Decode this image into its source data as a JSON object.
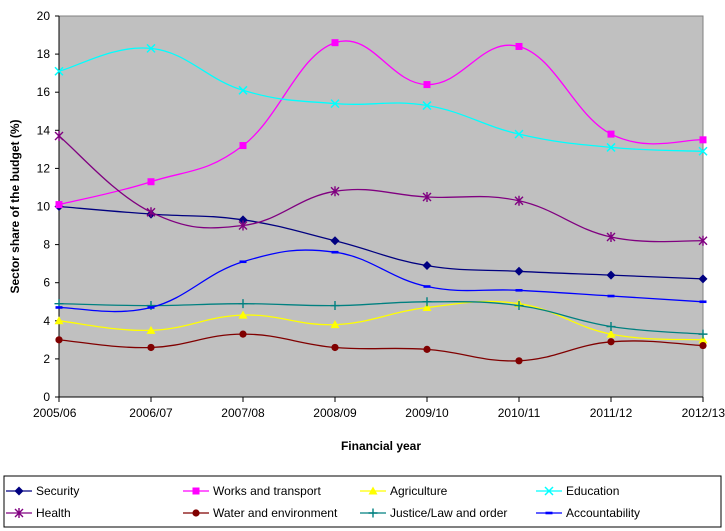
{
  "chart_data": {
    "type": "line",
    "title": "",
    "xlabel": "Financial year",
    "ylabel": "Sector share of the budget (%)",
    "categories": [
      "2005/06",
      "2006/07",
      "2007/08",
      "2008/09",
      "2009/10",
      "2010/11",
      "2011/12",
      "2012/13"
    ],
    "ylim": [
      0,
      20
    ],
    "yticks": [
      0,
      2,
      4,
      6,
      8,
      10,
      12,
      14,
      16,
      18,
      20
    ],
    "grid": false,
    "plot_background": "#c0c0c0",
    "legend_position": "bottom",
    "series": [
      {
        "name": "Security",
        "color": "#000080",
        "marker": "diamond",
        "values": [
          10.0,
          9.6,
          9.3,
          8.2,
          6.9,
          6.6,
          6.4,
          6.2
        ]
      },
      {
        "name": "Works and transport",
        "color": "#ff00ff",
        "marker": "square",
        "values": [
          10.1,
          11.3,
          13.2,
          18.6,
          16.4,
          18.4,
          13.8,
          13.5
        ]
      },
      {
        "name": "Agriculture",
        "color": "#ffff00",
        "marker": "triangle",
        "values": [
          4.0,
          3.5,
          4.3,
          3.8,
          4.7,
          4.9,
          3.3,
          3.0
        ]
      },
      {
        "name": "Education",
        "color": "#00ffff",
        "marker": "x",
        "values": [
          17.1,
          18.3,
          16.1,
          15.4,
          15.3,
          13.8,
          13.1,
          12.9
        ]
      },
      {
        "name": "Health",
        "color": "#800080",
        "marker": "star",
        "values": [
          13.7,
          9.7,
          9.0,
          10.8,
          10.5,
          10.3,
          8.4,
          8.2
        ]
      },
      {
        "name": "Water and environment",
        "color": "#800000",
        "marker": "circle",
        "values": [
          3.0,
          2.6,
          3.3,
          2.6,
          2.5,
          1.9,
          2.9,
          2.7
        ]
      },
      {
        "name": "Justice/Law and order",
        "color": "#008080",
        "marker": "plus",
        "values": [
          4.9,
          4.8,
          4.9,
          4.8,
          5.0,
          4.8,
          3.7,
          3.3
        ]
      },
      {
        "name": "Accountability",
        "color": "#0000ff",
        "marker": "dash",
        "values": [
          4.7,
          4.7,
          7.1,
          7.6,
          5.8,
          5.6,
          5.3,
          5.0
        ]
      }
    ]
  }
}
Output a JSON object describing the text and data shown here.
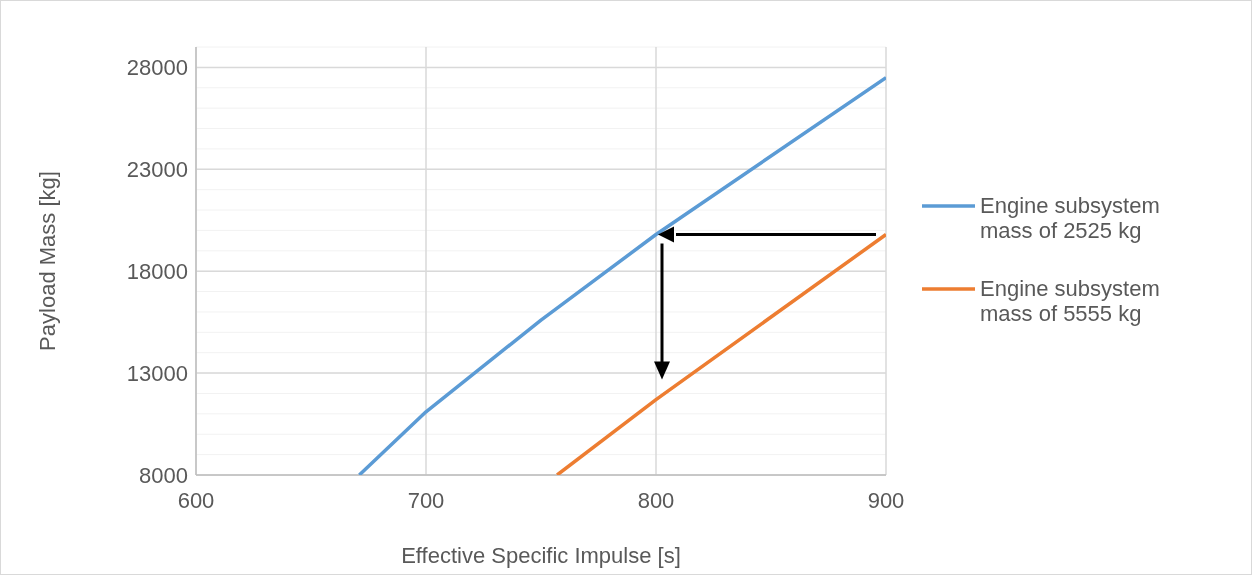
{
  "chart_data": {
    "type": "line",
    "xlabel": "Effective Specific Impulse [s]",
    "ylabel": "Payload Mass [kg]",
    "xlim": [
      600,
      900
    ],
    "xticks": [
      600,
      700,
      800,
      900
    ],
    "ylim": [
      8000,
      29000
    ],
    "yticks": [
      8000,
      13000,
      18000,
      23000,
      28000
    ],
    "grid": true,
    "legend": "right",
    "series": [
      {
        "name": "Engine subsystem mass of 2525 kg",
        "color": "#5b9bd5",
        "x": [
          671,
          700,
          750,
          800,
          900
        ],
        "values": [
          8000,
          11100,
          15600,
          19800,
          27500
        ]
      },
      {
        "name": "Engine subsystem mass of 5555 kg",
        "color": "#ed7d31",
        "x": [
          757,
          800,
          900
        ],
        "values": [
          8000,
          11700,
          19800
        ]
      }
    ]
  }
}
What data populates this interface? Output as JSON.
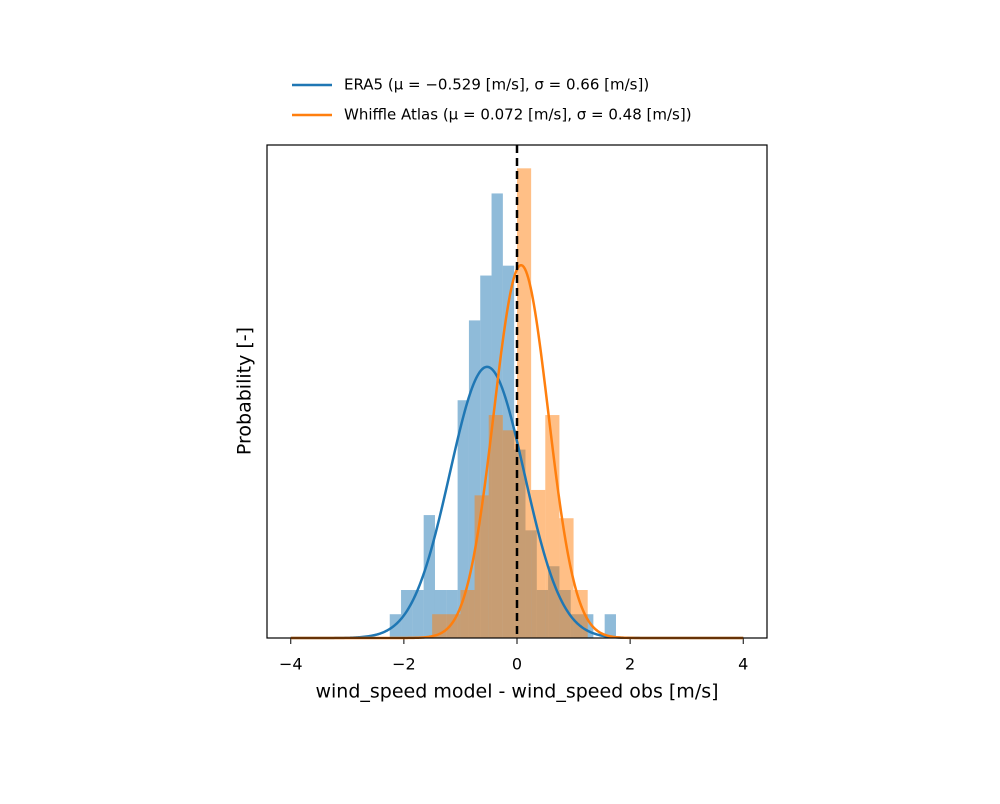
{
  "chart_data": {
    "type": "histogram",
    "xlabel": "wind_speed model - wind_speed obs [m/s]",
    "ylabel": "Probability [-]",
    "xlim": [
      -4.42,
      4.42
    ],
    "ylim": [
      0,
      1.099
    ],
    "xticks": [
      {
        "value": -4,
        "label": "−4"
      },
      {
        "value": -2,
        "label": "−2"
      },
      0,
      2,
      4
    ],
    "vline": 0,
    "legend": "above",
    "series": [
      {
        "name": "ERA5 (μ = −0.529 [m/s], σ = 0.66 [m/s])",
        "color": "#1f77b4",
        "mu": -0.529,
        "sigma": 0.66,
        "bins": [
          -2.25,
          -2.05,
          -1.85,
          -1.65,
          -1.45,
          -1.25,
          -1.05,
          -0.85,
          -0.65,
          -0.45,
          -0.25,
          -0.05,
          0.15,
          0.35,
          0.55,
          0.75,
          0.95,
          1.15,
          1.35,
          1.55,
          1.75
        ],
        "values": [
          0.053,
          0.107,
          0.107,
          0.274,
          0.107,
          0.107,
          0.53,
          0.708,
          0.808,
          0.991,
          0.83,
          0.42,
          0.24,
          0.107,
          0.16,
          0.107,
          0.053,
          0.053,
          0,
          0.053
        ]
      },
      {
        "name": "Whiffle Atlas (μ = 0.072 [m/s], σ = 0.48 [m/s])",
        "color": "#ff7f0e",
        "mu": 0.072,
        "sigma": 0.48,
        "bins": [
          -1.5,
          -1.25,
          -1.0,
          -0.75,
          -0.5,
          -0.25,
          0,
          0.25,
          0.5,
          0.75,
          1.0,
          1.25
        ],
        "values": [
          0.053,
          0.053,
          0.107,
          0.318,
          0.497,
          0.463,
          1.047,
          0.33,
          0.497,
          0.267,
          0.107
        ]
      }
    ]
  }
}
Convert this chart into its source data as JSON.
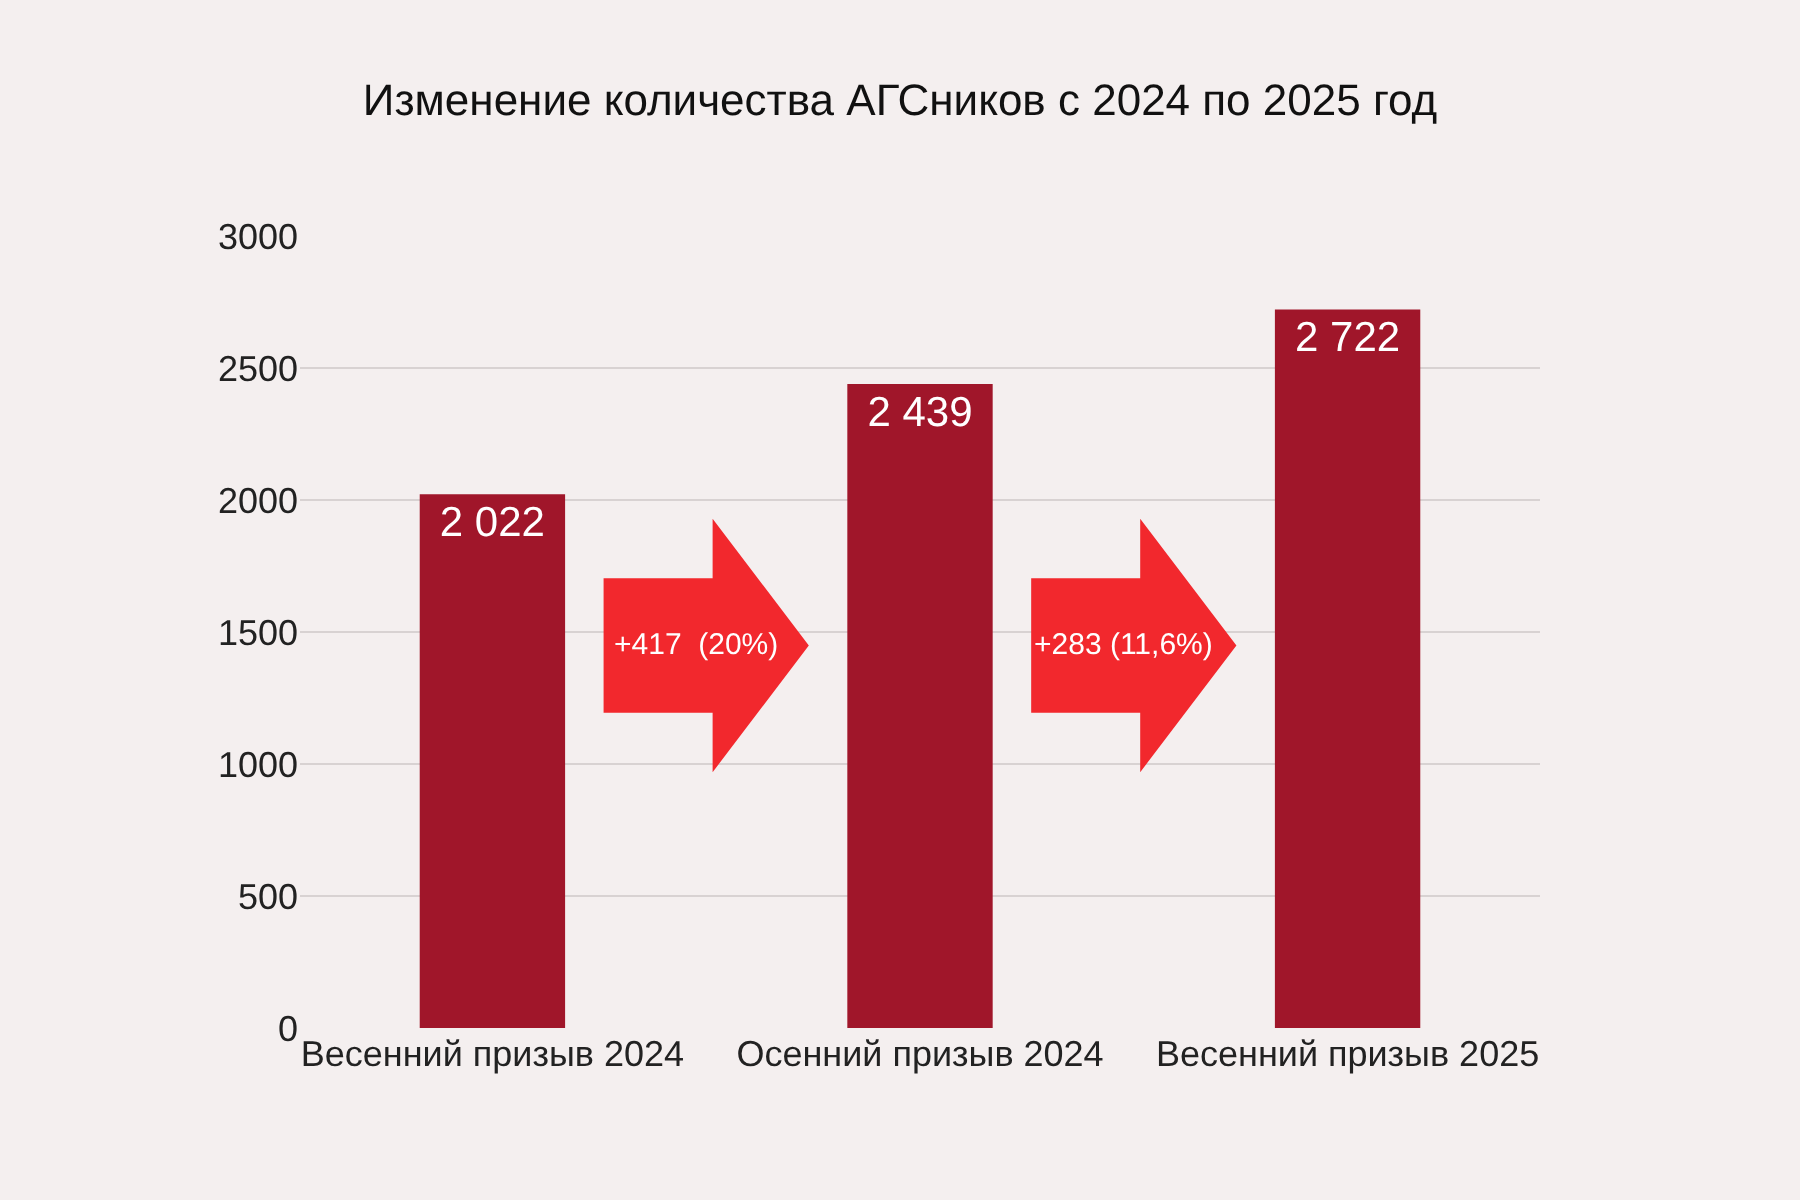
{
  "chart_data": {
    "type": "bar",
    "title": "Изменение количества АГСников с 2024 по 2025 год",
    "categories": [
      "Весенний призыв 2024",
      "Осенний призыв 2024",
      "Весенний призыв 2025"
    ],
    "values": [
      2022,
      2439,
      2722
    ],
    "value_labels": [
      "2 022",
      "2 439",
      "2 722"
    ],
    "color": "#a0162a",
    "ylim": [
      0,
      3000
    ],
    "yticks": [
      0,
      500,
      1000,
      1500,
      2000,
      2500,
      3000
    ],
    "grid": "y",
    "annotations": [
      "+417  (20%)",
      "+283 (11,6%)"
    ]
  }
}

WHAT TO WORK ON: Without including any pictures, please restate all the records exactly.

ANSWER FOR THE TASK:
Decode this image into its source data as a JSON object.
{
  "chart_data": {
    "type": "line",
    "title": "",
    "xlabel": "Financial year",
    "ylabel": "Sector share of the budget (%)",
    "categories": [
      "2005/06",
      "2006/07",
      "2007/08",
      "2008/09",
      "2009/10",
      "2010/11",
      "2011/12",
      "2012/13"
    ],
    "ylim": [
      0,
      20
    ],
    "yticks": [
      0,
      2,
      4,
      6,
      8,
      10,
      12,
      14,
      16,
      18,
      20
    ],
    "grid": false,
    "plot_background": "#c0c0c0",
    "legend_position": "bottom",
    "series": [
      {
        "name": "Security",
        "color": "#000080",
        "marker": "diamond",
        "values": [
          10.0,
          9.6,
          9.3,
          8.2,
          6.9,
          6.6,
          6.4,
          6.2
        ]
      },
      {
        "name": "Works and transport",
        "color": "#ff00ff",
        "marker": "square",
        "values": [
          10.1,
          11.3,
          13.2,
          18.6,
          16.4,
          18.4,
          13.8,
          13.5
        ]
      },
      {
        "name": "Agriculture",
        "color": "#ffff00",
        "marker": "triangle",
        "values": [
          4.0,
          3.5,
          4.3,
          3.8,
          4.7,
          4.9,
          3.3,
          3.0
        ]
      },
      {
        "name": "Education",
        "color": "#00ffff",
        "marker": "x",
        "values": [
          17.1,
          18.3,
          16.1,
          15.4,
          15.3,
          13.8,
          13.1,
          12.9
        ]
      },
      {
        "name": "Health",
        "color": "#800080",
        "marker": "star",
        "values": [
          13.7,
          9.7,
          9.0,
          10.8,
          10.5,
          10.3,
          8.4,
          8.2
        ]
      },
      {
        "name": "Water and environment",
        "color": "#800000",
        "marker": "circle",
        "values": [
          3.0,
          2.6,
          3.3,
          2.6,
          2.5,
          1.9,
          2.9,
          2.7
        ]
      },
      {
        "name": "Justice/Law and order",
        "color": "#008080",
        "marker": "plus",
        "values": [
          4.9,
          4.8,
          4.9,
          4.8,
          5.0,
          4.8,
          3.7,
          3.3
        ]
      },
      {
        "name": "Accountability",
        "color": "#0000ff",
        "marker": "dash",
        "values": [
          4.7,
          4.7,
          7.1,
          7.6,
          5.8,
          5.6,
          5.3,
          5.0
        ]
      }
    ]
  }
}
Output a JSON object describing the text and data shown here.
{
  "chart_data": {
    "type": "line",
    "xlabel": "Effective Specific Impulse [s]",
    "ylabel": "Payload Mass [kg]",
    "xlim": [
      600,
      900
    ],
    "xticks": [
      600,
      700,
      800,
      900
    ],
    "ylim": [
      8000,
      29000
    ],
    "yticks": [
      8000,
      13000,
      18000,
      23000,
      28000
    ],
    "grid": true,
    "legend": "right",
    "series": [
      {
        "name": "Engine subsystem mass of 2525 kg",
        "color": "#5b9bd5",
        "x": [
          671,
          700,
          750,
          800,
          900
        ],
        "values": [
          8000,
          11100,
          15600,
          19800,
          27500
        ]
      },
      {
        "name": "Engine subsystem mass of 5555 kg",
        "color": "#ed7d31",
        "x": [
          757,
          800,
          900
        ],
        "values": [
          8000,
          11700,
          19800
        ]
      }
    ]
  }
}
What data populates this interface? Output as JSON.
{
  "chart_data": {
    "type": "histogram",
    "xlabel": "wind_speed model - wind_speed obs [m/s]",
    "ylabel": "Probability [-]",
    "xlim": [
      -4.42,
      4.42
    ],
    "ylim": [
      0,
      1.099
    ],
    "xticks": [
      {
        "value": -4,
        "label": "−4"
      },
      {
        "value": -2,
        "label": "−2"
      },
      0,
      2,
      4
    ],
    "vline": 0,
    "legend": "above",
    "series": [
      {
        "name": "ERA5 (μ = −0.529 [m/s], σ = 0.66 [m/s])",
        "color": "#1f77b4",
        "mu": -0.529,
        "sigma": 0.66,
        "bins": [
          -2.25,
          -2.05,
          -1.85,
          -1.65,
          -1.45,
          -1.25,
          -1.05,
          -0.85,
          -0.65,
          -0.45,
          -0.25,
          -0.05,
          0.15,
          0.35,
          0.55,
          0.75,
          0.95,
          1.15,
          1.35,
          1.55,
          1.75
        ],
        "values": [
          0.053,
          0.107,
          0.107,
          0.274,
          0.107,
          0.107,
          0.53,
          0.708,
          0.808,
          0.991,
          0.83,
          0.42,
          0.24,
          0.107,
          0.16,
          0.107,
          0.053,
          0.053,
          0,
          0.053
        ]
      },
      {
        "name": "Whiffle Atlas (μ = 0.072 [m/s], σ = 0.48 [m/s])",
        "color": "#ff7f0e",
        "mu": 0.072,
        "sigma": 0.48,
        "bins": [
          -1.5,
          -1.25,
          -1.0,
          -0.75,
          -0.5,
          -0.25,
          0,
          0.25,
          0.5,
          0.75,
          1.0,
          1.25
        ],
        "values": [
          0.053,
          0.053,
          0.107,
          0.318,
          0.497,
          0.463,
          1.047,
          0.33,
          0.497,
          0.267,
          0.107
        ]
      }
    ]
  }
}
Convert this chart into its source data as JSON.
{
  "chart_data": {
    "type": "bar",
    "title": "Изменение количества АГСников с 2024 по 2025 год",
    "categories": [
      "Весенний призыв 2024",
      "Осенний призыв 2024",
      "Весенний призыв 2025"
    ],
    "values": [
      2022,
      2439,
      2722
    ],
    "value_labels": [
      "2 022",
      "2 439",
      "2 722"
    ],
    "color": "#a0162a",
    "ylim": [
      0,
      3000
    ],
    "yticks": [
      0,
      500,
      1000,
      1500,
      2000,
      2500,
      3000
    ],
    "grid": "y",
    "annotations": [
      "+417  (20%)",
      "+283 (11,6%)"
    ]
  }
}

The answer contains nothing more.